[Saved entries]
__________________________________________________

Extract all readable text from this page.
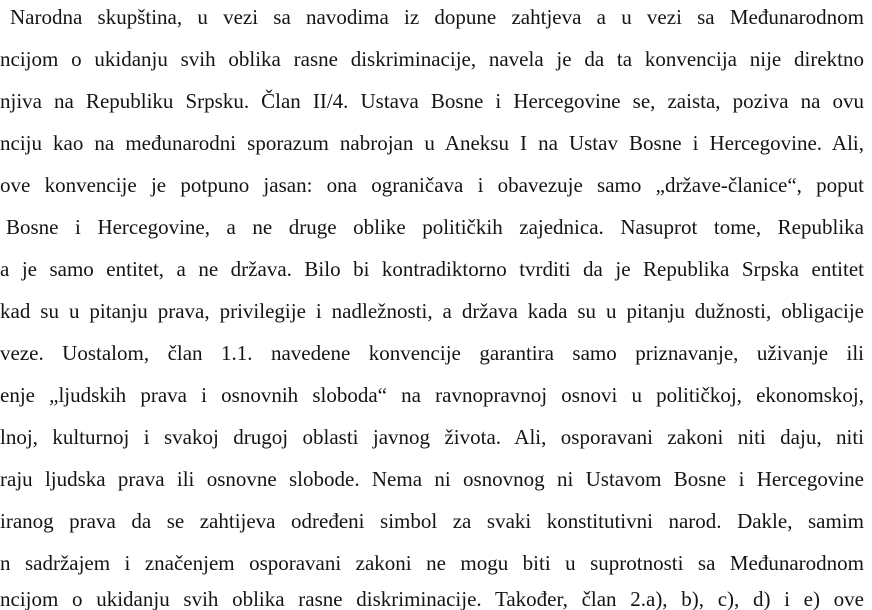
Narodna skupština, u vezi sa navodima iz dopune zahtjeva a u vezi sa Međunarodnom

ncijom o ukidanju svih oblika rasne diskriminacije, navela je da ta konvencija nije direktno

njiva na Republiku Srpsku. Član II/4. Ustava Bosne i Hercegovine se, zaista, poziva na ovu

nciju kao na međunarodni sporazum nabrojan u Aneksu I na Ustav Bosne i Hercegovine. Ali,

ove konvencije je potpuno jasan: ona ograničava i obavezuje samo „države-članice“, poput

Bosne i Hercegovine, a ne druge oblike političkih zajednica. Nasuprot tome, Republika

a je samo entitet, a ne država. Bilo bi kontradiktorno tvrditi da je Republika Srpska entitet

kad su u pitanju prava, privilegije i nadležnosti, a država kada su u pitanju dužnosti, obligacije

veze. Uostalom, član 1.1. navedene konvencije garantira samo priznavanje, uživanje ili

enje „ljudskih prava i osnovnih sloboda“ na ravnopravnoj osnovi u političkoj, ekonomskoj,

lnoj, kulturnoj i svakoj drugoj oblasti javnog života. Ali, osporavani zakoni niti daju, niti

raju ljudska prava ili osnovne slobode. Nema ni osnovnog ni Ustavom Bosne i Hercegovine

iranog prava da se zahtijeva određeni simbol za svaki konstitutivni narod. Dakle, samim

n sadržajem i značenjem osporavani zakoni ne mogu biti u suprotnosti sa Međunarodnom

ncijom o ukidanju svih oblika rasne diskriminacije. Također, član 2.a), b), c), d) i e) ove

__________________________________________________

Reproduce each line exactly as it appears, omitting the pictures.

[EXPECTED ANSWER]
Extract all readable text from this page.
Narodna skupština, u vezi sa navodima iz dopune zahtjeva a u vezi sa Međunarodnom

ncijom o ukidanju svih oblika rasne diskriminacije, navela je da ta konvencija nije direktno

njiva na Republiku Srpsku. Član II/4. Ustava Bosne i Hercegovine se, zaista, poziva na ovu

nciju kao na međunarodni sporazum nabrojan u Aneksu I na Ustav Bosne i Hercegovine. Ali,

ove konvencije je potpuno jasan: ona ograničava i obavezuje samo „države-članice“, poput

Bosne i Hercegovine, a ne druge oblike političkih zajednica. Nasuprot tome, Republika

a je samo entitet, a ne država. Bilo bi kontradiktorno tvrditi da je Republika Srpska entitet

kad su u pitanju prava, privilegije i nadležnosti, a država kada su u pitanju dužnosti, obligacije

veze. Uostalom, član 1.1. navedene konvencije garantira samo priznavanje, uživanje ili

enje „ljudskih prava i osnovnih sloboda“ na ravnopravnoj osnovi u političkoj, ekonomskoj,

lnoj, kulturnoj i svakoj drugoj oblasti javnog života. Ali, osporavani zakoni niti daju, niti

raju ljudska prava ili osnovne slobode. Nema ni osnovnog ni Ustavom Bosne i Hercegovine

iranog prava da se zahtijeva određeni simbol za svaki konstitutivni narod. Dakle, samim

n sadržajem i značenjem osporavani zakoni ne mogu biti u suprotnosti sa Međunarodnom

ncijom o ukidanju svih oblika rasne diskriminacije. Također, član 2.a), b), c), d) i e) ove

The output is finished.